→ **EXERCISE AIM**: Start at the first line below and write out everything verbatim except the pictures.

→ **RECORDS SHOWN**:
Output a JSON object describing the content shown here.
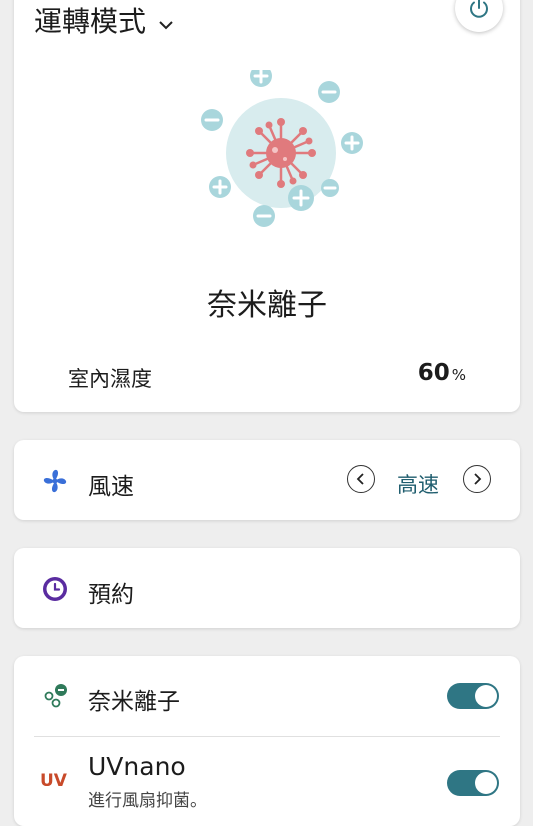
{
  "mode": {
    "title": "運轉模式",
    "name": "奈米離子"
  },
  "humidity": {
    "label": "室內濕度",
    "value": "60",
    "unit": "%"
  },
  "fan": {
    "label": "風速",
    "value": "高速"
  },
  "schedule": {
    "label": "預約"
  },
  "features": {
    "nanoion": {
      "label": "奈米離子",
      "on": true
    },
    "uvnano": {
      "icon_text": "UV",
      "label": "UVnano",
      "subtitle": "進行風扇抑菌。",
      "on": true
    }
  },
  "colors": {
    "accent": "#2f7684",
    "virus": "#e07a7d",
    "ion": "#a9d6dc",
    "fan_icon": "#3a6fd8",
    "schedule_icon": "#5a2ca0",
    "uv": "#c84a2a"
  }
}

→ **RESULT BELOW**:
Output a JSON object describing the content shown here.
{
  "mode": {
    "title": "運轉模式",
    "name": "奈米離子"
  },
  "humidity": {
    "label": "室內濕度",
    "value": "60",
    "unit": "%"
  },
  "fan": {
    "label": "風速",
    "value": "高速"
  },
  "schedule": {
    "label": "預約"
  },
  "features": {
    "nanoion": {
      "label": "奈米離子",
      "on": true
    },
    "uvnano": {
      "icon_text": "UV",
      "label": "UVnano",
      "subtitle": "進行風扇抑菌。",
      "on": true
    }
  },
  "colors": {
    "accent": "#2f7684",
    "virus": "#e07a7d",
    "ion": "#a9d6dc",
    "fan_icon": "#3a6fd8",
    "schedule_icon": "#5a2ca0",
    "uv": "#c84a2a"
  }
}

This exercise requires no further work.